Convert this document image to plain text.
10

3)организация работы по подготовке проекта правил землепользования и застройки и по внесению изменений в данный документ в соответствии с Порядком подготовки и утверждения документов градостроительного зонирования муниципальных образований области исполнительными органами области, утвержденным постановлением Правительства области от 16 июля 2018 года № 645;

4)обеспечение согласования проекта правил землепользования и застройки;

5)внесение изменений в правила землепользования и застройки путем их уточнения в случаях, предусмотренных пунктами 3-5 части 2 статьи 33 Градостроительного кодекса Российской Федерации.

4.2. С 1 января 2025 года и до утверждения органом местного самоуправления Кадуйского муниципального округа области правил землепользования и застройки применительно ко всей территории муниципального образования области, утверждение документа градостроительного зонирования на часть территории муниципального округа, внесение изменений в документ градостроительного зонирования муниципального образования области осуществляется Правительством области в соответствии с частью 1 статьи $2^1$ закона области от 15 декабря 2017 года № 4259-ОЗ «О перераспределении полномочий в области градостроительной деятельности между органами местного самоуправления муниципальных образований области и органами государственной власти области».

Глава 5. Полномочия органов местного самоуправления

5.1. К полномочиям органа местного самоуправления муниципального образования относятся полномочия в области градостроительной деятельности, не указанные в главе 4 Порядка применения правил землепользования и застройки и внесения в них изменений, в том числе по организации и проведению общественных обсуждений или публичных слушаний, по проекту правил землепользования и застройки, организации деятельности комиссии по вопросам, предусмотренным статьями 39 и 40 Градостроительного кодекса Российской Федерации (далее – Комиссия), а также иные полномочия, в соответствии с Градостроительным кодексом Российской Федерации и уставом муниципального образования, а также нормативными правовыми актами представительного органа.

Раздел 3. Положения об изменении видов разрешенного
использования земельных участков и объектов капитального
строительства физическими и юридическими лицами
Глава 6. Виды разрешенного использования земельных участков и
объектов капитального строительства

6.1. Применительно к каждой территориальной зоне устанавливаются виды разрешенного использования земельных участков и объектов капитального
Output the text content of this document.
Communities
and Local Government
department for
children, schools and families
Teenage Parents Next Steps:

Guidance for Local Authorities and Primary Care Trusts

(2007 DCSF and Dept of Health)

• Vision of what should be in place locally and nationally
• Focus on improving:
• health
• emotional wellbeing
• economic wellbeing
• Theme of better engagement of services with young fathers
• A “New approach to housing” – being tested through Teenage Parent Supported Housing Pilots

^^^^

#### What this task involves
Return all lines of the material above in which the word "проекта" occurs.

#### Complete output
3)организация работы по подготовке проекта правил землепользования и застройки и по внесению изменений в данный документ в соответствии с Порядком подготовки и утверждения документов градостроительного зонирования муниципальных образований области исполнительными органами области, утвержденным постановлением Правительства области от 16 июля 2018 года № 645;
4)обеспечение согласования проекта правил землепользования и застройки;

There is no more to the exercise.